Written problem — Give the listing again exactly, omitting its images.

Data records —
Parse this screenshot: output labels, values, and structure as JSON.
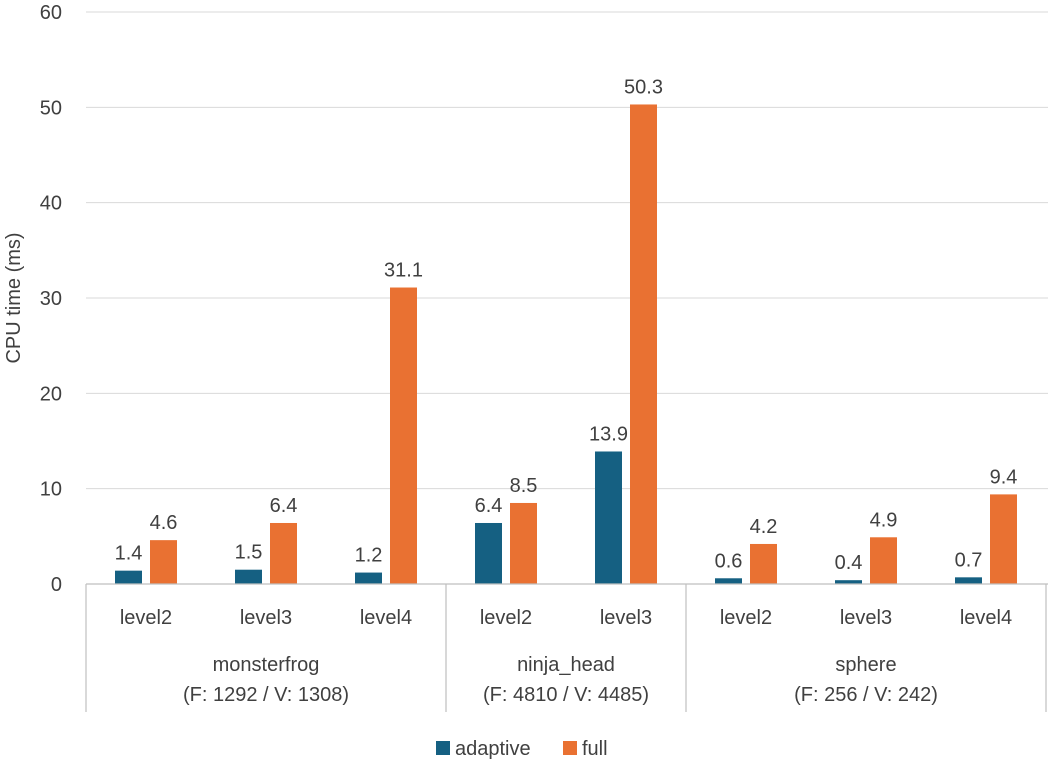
{
  "chart_data": {
    "type": "bar",
    "title": "",
    "ylabel": "CPU time (ms)",
    "xlabel": "",
    "ylim": [
      0,
      60
    ],
    "yticks": [
      0,
      10,
      20,
      30,
      40,
      50,
      60
    ],
    "grid": true,
    "legend_position": "bottom",
    "groups": [
      {
        "name_line1": "monsterfrog",
        "name_line2": "(F: 1292 / V: 1308)",
        "categories": [
          "level2",
          "level3",
          "level4"
        ]
      },
      {
        "name_line1": "ninja_head",
        "name_line2": "(F: 4810 / V: 4485)",
        "categories": [
          "level2",
          "level3"
        ]
      },
      {
        "name_line1": "sphere",
        "name_line2": "(F: 256 / V: 242)",
        "categories": [
          "level2",
          "level3",
          "level4"
        ]
      }
    ],
    "series": [
      {
        "name": "adaptive",
        "color": "#156082",
        "values": [
          1.4,
          1.5,
          1.2,
          6.4,
          13.9,
          0.6,
          0.4,
          0.7
        ],
        "labels": [
          "1.4",
          "1.5",
          "1.2",
          "6.4",
          "13.9",
          "0.6",
          "0.4",
          "0.7"
        ]
      },
      {
        "name": "full",
        "color": "#e97132",
        "values": [
          4.6,
          6.4,
          31.1,
          8.5,
          50.3,
          4.2,
          4.9,
          9.4
        ],
        "labels": [
          "4.6",
          "6.4",
          "31.1",
          "8.5",
          "50.3",
          "4.2",
          "4.9",
          "9.4"
        ]
      }
    ]
  }
}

Result of the exercise —
Parse this screenshot: output labels, values, and structure as JSON.
{
  "chart_data": {
    "type": "bar",
    "title": "",
    "ylabel": "CPU time (ms)",
    "xlabel": "",
    "ylim": [
      0,
      60
    ],
    "yticks": [
      0,
      10,
      20,
      30,
      40,
      50,
      60
    ],
    "grid": true,
    "legend_position": "bottom",
    "groups": [
      {
        "name_line1": "monsterfrog",
        "name_line2": "(F: 1292 / V: 1308)",
        "categories": [
          "level2",
          "level3",
          "level4"
        ]
      },
      {
        "name_line1": "ninja_head",
        "name_line2": "(F: 4810 / V: 4485)",
        "categories": [
          "level2",
          "level3"
        ]
      },
      {
        "name_line1": "sphere",
        "name_line2": "(F: 256 / V: 242)",
        "categories": [
          "level2",
          "level3",
          "level4"
        ]
      }
    ],
    "series": [
      {
        "name": "adaptive",
        "color": "#156082",
        "values": [
          1.4,
          1.5,
          1.2,
          6.4,
          13.9,
          0.6,
          0.4,
          0.7
        ],
        "labels": [
          "1.4",
          "1.5",
          "1.2",
          "6.4",
          "13.9",
          "0.6",
          "0.4",
          "0.7"
        ]
      },
      {
        "name": "full",
        "color": "#e97132",
        "values": [
          4.6,
          6.4,
          31.1,
          8.5,
          50.3,
          4.2,
          4.9,
          9.4
        ],
        "labels": [
          "4.6",
          "6.4",
          "31.1",
          "8.5",
          "50.3",
          "4.2",
          "4.9",
          "9.4"
        ]
      }
    ]
  }
}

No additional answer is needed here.